Objective =>
Copy out every line in which the string "title" occurs.

Exercise inputs =>

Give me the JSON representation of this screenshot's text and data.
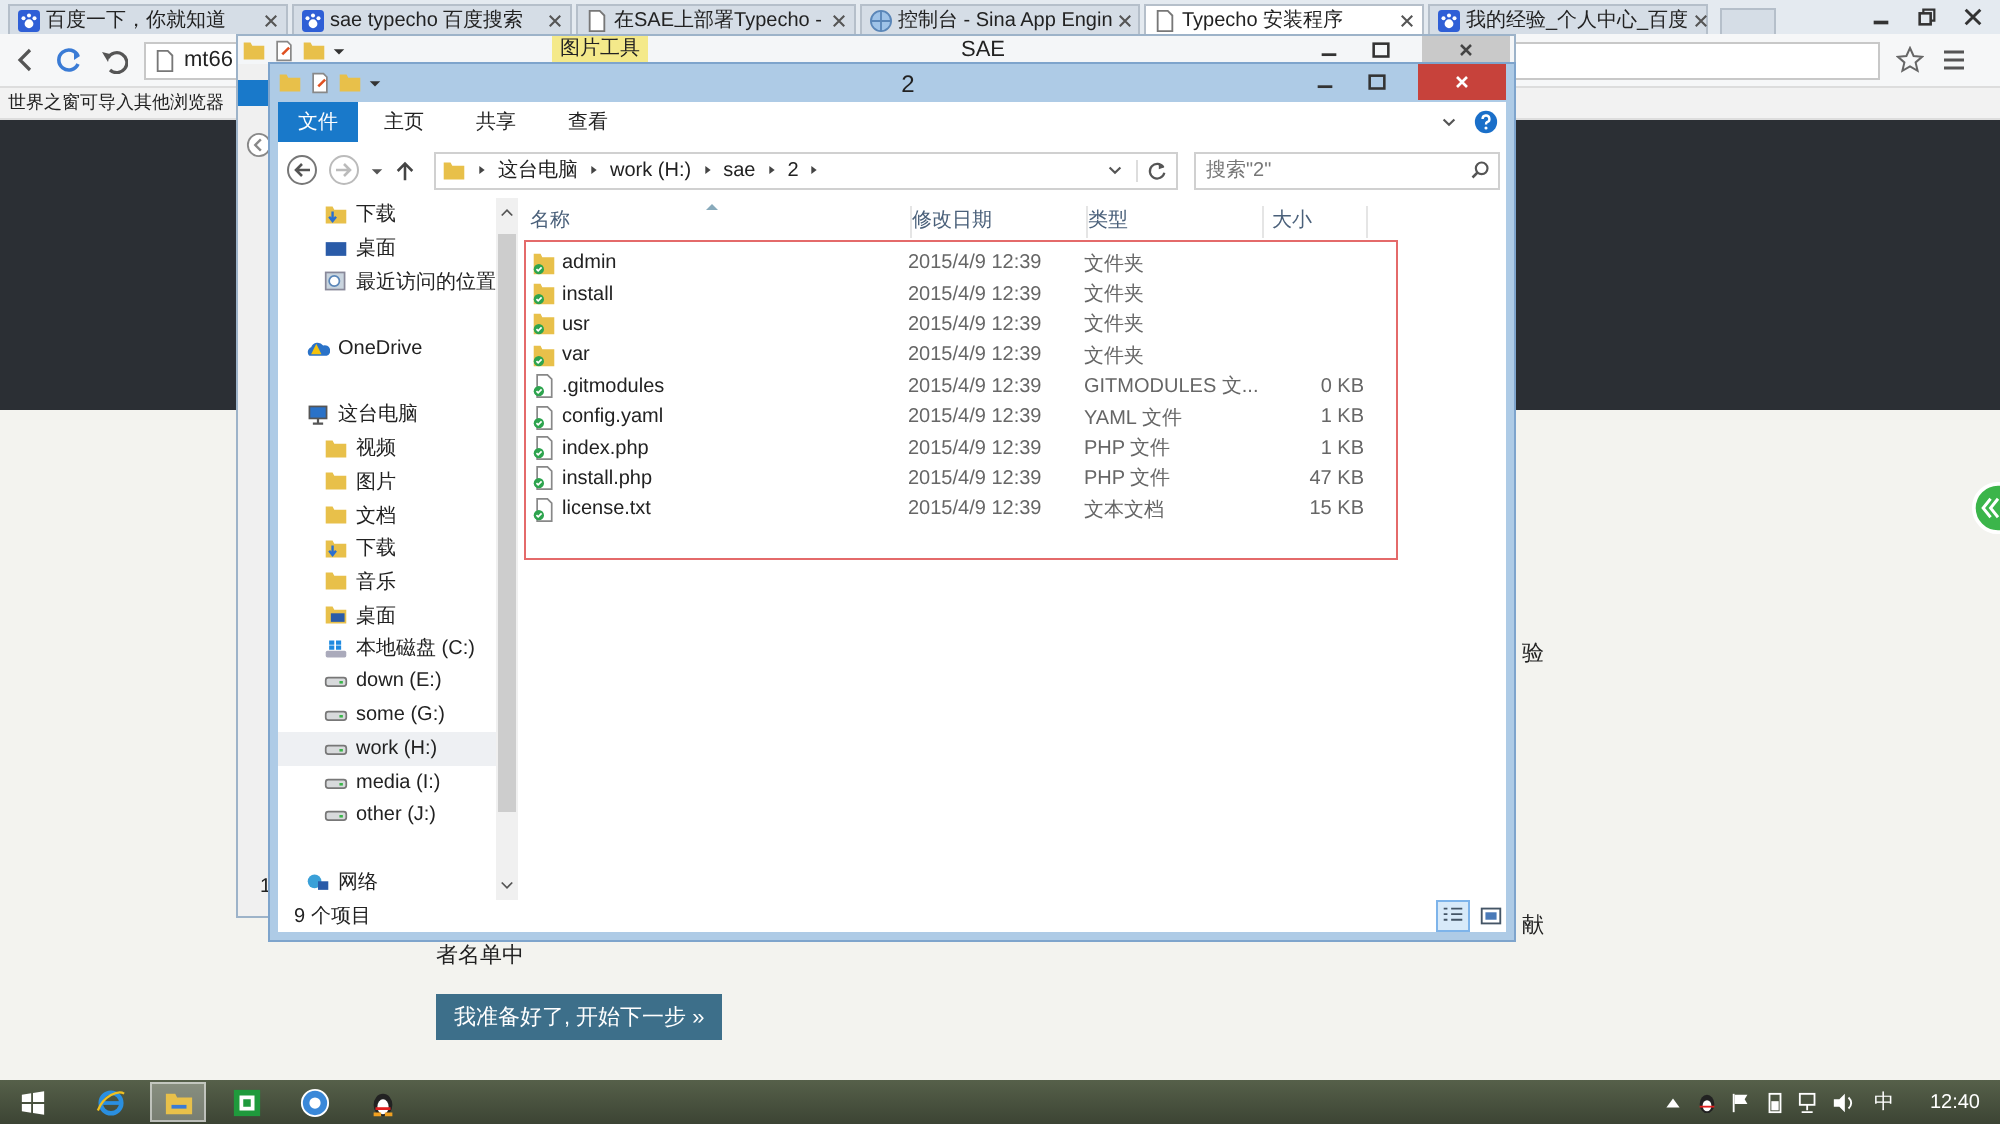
{
  "browser": {
    "tabs": [
      {
        "title": "百度一下，你就知道",
        "kind": "paw",
        "selected": false
      },
      {
        "title": "sae typecho 百度搜索",
        "kind": "paw",
        "selected": false
      },
      {
        "title": "在SAE上部署Typecho -",
        "kind": "page",
        "selected": false
      },
      {
        "title": "控制台 - Sina App Engin",
        "kind": "globe",
        "selected": false
      },
      {
        "title": "Typecho 安装程序",
        "kind": "page",
        "selected": true
      },
      {
        "title": "我的经验_个人中心_百度",
        "kind": "paw",
        "selected": false
      }
    ],
    "address": "mt66",
    "bookmark_bar": "世界之窗可导入其他浏览器"
  },
  "page": {
    "line_1_end": "验",
    "line_2_end": "献",
    "line_3": "者名单中",
    "next_button": "我准备好了, 开始下一步 »"
  },
  "back_window": {
    "title": "SAE",
    "context_tab": "图片工具",
    "status_fragment": "1"
  },
  "explorer": {
    "title": "2",
    "ribbon_tabs": [
      {
        "label": "文件",
        "kind": "file-menu"
      },
      {
        "label": "主页",
        "kind": "tab"
      },
      {
        "label": "共享",
        "kind": "tab"
      },
      {
        "label": "查看",
        "kind": "tab"
      }
    ],
    "breadcrumb": [
      "这台电脑",
      "work (H:)",
      "sae",
      "2"
    ],
    "search": {
      "placeholder": "搜索\"2\""
    },
    "nav_favorites": [
      {
        "label": "下载",
        "kind": "download",
        "selected": false
      },
      {
        "label": "桌面",
        "kind": "desktop",
        "selected": false
      },
      {
        "label": "最近访问的位置",
        "kind": "recent",
        "selected": false
      }
    ],
    "nav_tree": [
      {
        "label": "OneDrive",
        "kind": "cloud",
        "selected": false
      },
      {
        "label": "这台电脑",
        "kind": "pc",
        "selected": false,
        "children": [
          {
            "label": "视频",
            "kind": "folder",
            "selected": false
          },
          {
            "label": "图片",
            "kind": "folder",
            "selected": false
          },
          {
            "label": "文档",
            "kind": "folder",
            "selected": false
          },
          {
            "label": "下载",
            "kind": "download",
            "selected": false
          },
          {
            "label": "音乐",
            "kind": "folder",
            "selected": false
          },
          {
            "label": "桌面",
            "kind": "desktop",
            "selected": false
          },
          {
            "label": "本地磁盘 (C:)",
            "kind": "system-drive",
            "selected": false
          },
          {
            "label": "down (E:)",
            "kind": "drive",
            "selected": false
          },
          {
            "label": "some (G:)",
            "kind": "drive",
            "selected": false
          },
          {
            "label": "work (H:)",
            "kind": "drive",
            "selected": true
          },
          {
            "label": "media (I:)",
            "kind": "drive",
            "selected": false
          },
          {
            "label": "other (J:)",
            "kind": "drive",
            "selected": false
          }
        ]
      },
      {
        "label": "网络",
        "kind": "network",
        "selected": false
      }
    ],
    "columns": [
      "名称",
      "修改日期",
      "类型",
      "大小"
    ],
    "files": [
      {
        "name": "admin",
        "date": "2015/4/9 12:39",
        "type": "文件夹",
        "kind": "folder"
      },
      {
        "name": "install",
        "date": "2015/4/9 12:39",
        "type": "文件夹",
        "kind": "folder"
      },
      {
        "name": "usr",
        "date": "2015/4/9 12:39",
        "type": "文件夹",
        "kind": "folder"
      },
      {
        "name": "var",
        "date": "2015/4/9 12:39",
        "type": "文件夹",
        "kind": "folder"
      },
      {
        "name": ".gitmodules",
        "date": "2015/4/9 12:39",
        "type": "GITMODULES 文...",
        "size": "0 KB",
        "kind": "file"
      },
      {
        "name": "config.yaml",
        "date": "2015/4/9 12:39",
        "type": "YAML 文件",
        "size": "1 KB",
        "kind": "file"
      },
      {
        "name": "index.php",
        "date": "2015/4/9 12:39",
        "type": "PHP 文件",
        "size": "1 KB",
        "kind": "file"
      },
      {
        "name": "install.php",
        "date": "2015/4/9 12:39",
        "type": "PHP 文件",
        "size": "47 KB",
        "kind": "file"
      },
      {
        "name": "license.txt",
        "date": "2015/4/9 12:39",
        "type": "文本文档",
        "size": "15 KB",
        "kind": "file"
      }
    ],
    "status": "9 个项目"
  },
  "taskbar": {
    "apps": [
      {
        "kind": "ie",
        "selected": false
      },
      {
        "kind": "explorer",
        "selected": true
      },
      {
        "kind": "spreadsheet",
        "selected": false
      },
      {
        "kind": "browser",
        "selected": false
      },
      {
        "kind": "penguin",
        "selected": false
      }
    ],
    "ime": "中",
    "clock": "12:40"
  }
}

The answer =>
        "title": "百度一下，你就知道",
        "title": "sae typecho 百度搜索",
        "title": "在SAE上部署Typecho -",
        "title": "控制台 - Sina App Engin",
        "title": "Typecho 安装程序",
        "title": "我的经验_个人中心_百度",
    "title": "SAE",
    "title": "2",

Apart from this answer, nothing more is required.